◆ Exercise requirements: Copy all of the material word for word, except for the pictures.

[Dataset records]

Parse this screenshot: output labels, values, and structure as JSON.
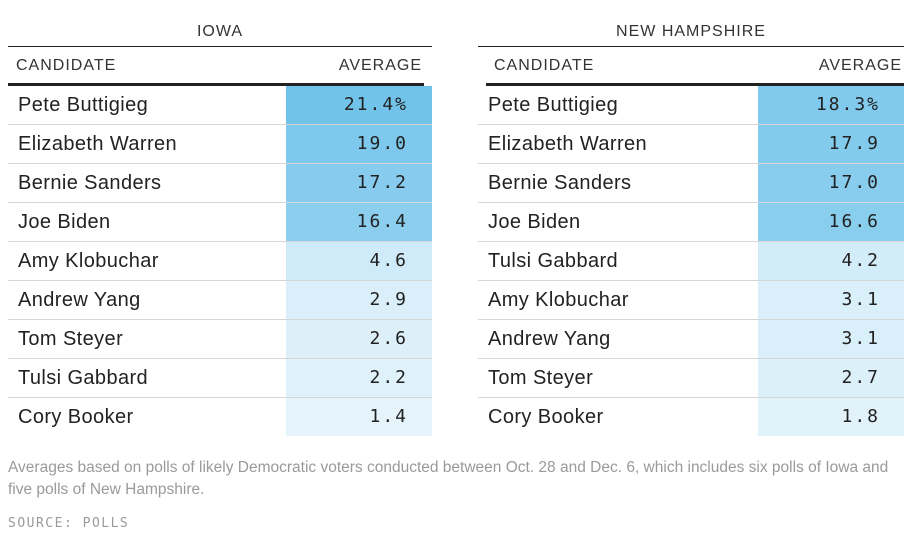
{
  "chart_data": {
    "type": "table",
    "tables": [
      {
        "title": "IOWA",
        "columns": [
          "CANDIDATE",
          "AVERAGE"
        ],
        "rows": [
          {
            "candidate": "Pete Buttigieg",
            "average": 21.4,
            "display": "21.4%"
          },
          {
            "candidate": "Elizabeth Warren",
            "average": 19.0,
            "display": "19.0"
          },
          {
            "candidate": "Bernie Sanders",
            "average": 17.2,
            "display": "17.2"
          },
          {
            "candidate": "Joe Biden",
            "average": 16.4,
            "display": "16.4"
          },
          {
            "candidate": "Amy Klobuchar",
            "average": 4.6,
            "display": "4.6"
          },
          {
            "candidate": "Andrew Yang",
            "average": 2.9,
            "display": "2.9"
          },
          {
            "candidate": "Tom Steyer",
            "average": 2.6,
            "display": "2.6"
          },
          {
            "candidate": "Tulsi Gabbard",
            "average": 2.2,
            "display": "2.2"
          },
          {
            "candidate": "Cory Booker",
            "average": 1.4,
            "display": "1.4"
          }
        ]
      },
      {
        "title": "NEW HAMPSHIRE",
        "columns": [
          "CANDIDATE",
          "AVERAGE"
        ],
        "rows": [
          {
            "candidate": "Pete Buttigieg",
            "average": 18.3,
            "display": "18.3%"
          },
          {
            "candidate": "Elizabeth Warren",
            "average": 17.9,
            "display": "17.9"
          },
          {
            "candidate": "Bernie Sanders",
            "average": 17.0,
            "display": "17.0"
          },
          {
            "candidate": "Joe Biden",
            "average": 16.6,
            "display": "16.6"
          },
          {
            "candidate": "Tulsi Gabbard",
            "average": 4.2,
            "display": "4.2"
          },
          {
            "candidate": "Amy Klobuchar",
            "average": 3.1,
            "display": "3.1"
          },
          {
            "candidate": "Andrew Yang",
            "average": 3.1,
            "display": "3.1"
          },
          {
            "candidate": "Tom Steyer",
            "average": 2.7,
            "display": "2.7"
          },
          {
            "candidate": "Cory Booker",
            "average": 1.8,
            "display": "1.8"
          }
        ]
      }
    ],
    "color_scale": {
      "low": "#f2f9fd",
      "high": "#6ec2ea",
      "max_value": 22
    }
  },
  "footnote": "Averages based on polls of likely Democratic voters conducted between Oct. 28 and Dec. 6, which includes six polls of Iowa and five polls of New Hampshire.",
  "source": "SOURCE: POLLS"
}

◆ Reply to the exercise:
Parse this screenshot: output labels, values, and structure as JSON.
{
  "chart_data": {
    "type": "table",
    "tables": [
      {
        "title": "IOWA",
        "columns": [
          "CANDIDATE",
          "AVERAGE"
        ],
        "rows": [
          {
            "candidate": "Pete Buttigieg",
            "average": 21.4,
            "display": "21.4%"
          },
          {
            "candidate": "Elizabeth Warren",
            "average": 19.0,
            "display": "19.0"
          },
          {
            "candidate": "Bernie Sanders",
            "average": 17.2,
            "display": "17.2"
          },
          {
            "candidate": "Joe Biden",
            "average": 16.4,
            "display": "16.4"
          },
          {
            "candidate": "Amy Klobuchar",
            "average": 4.6,
            "display": "4.6"
          },
          {
            "candidate": "Andrew Yang",
            "average": 2.9,
            "display": "2.9"
          },
          {
            "candidate": "Tom Steyer",
            "average": 2.6,
            "display": "2.6"
          },
          {
            "candidate": "Tulsi Gabbard",
            "average": 2.2,
            "display": "2.2"
          },
          {
            "candidate": "Cory Booker",
            "average": 1.4,
            "display": "1.4"
          }
        ]
      },
      {
        "title": "NEW HAMPSHIRE",
        "columns": [
          "CANDIDATE",
          "AVERAGE"
        ],
        "rows": [
          {
            "candidate": "Pete Buttigieg",
            "average": 18.3,
            "display": "18.3%"
          },
          {
            "candidate": "Elizabeth Warren",
            "average": 17.9,
            "display": "17.9"
          },
          {
            "candidate": "Bernie Sanders",
            "average": 17.0,
            "display": "17.0"
          },
          {
            "candidate": "Joe Biden",
            "average": 16.6,
            "display": "16.6"
          },
          {
            "candidate": "Tulsi Gabbard",
            "average": 4.2,
            "display": "4.2"
          },
          {
            "candidate": "Amy Klobuchar",
            "average": 3.1,
            "display": "3.1"
          },
          {
            "candidate": "Andrew Yang",
            "average": 3.1,
            "display": "3.1"
          },
          {
            "candidate": "Tom Steyer",
            "average": 2.7,
            "display": "2.7"
          },
          {
            "candidate": "Cory Booker",
            "average": 1.8,
            "display": "1.8"
          }
        ]
      }
    ],
    "color_scale": {
      "low": "#f2f9fd",
      "high": "#6ec2ea",
      "max_value": 22
    }
  },
  "footnote": "Averages based on polls of likely Democratic voters conducted between Oct. 28 and Dec. 6, which includes six polls of Iowa and five polls of New Hampshire.",
  "source": "SOURCE: POLLS"
}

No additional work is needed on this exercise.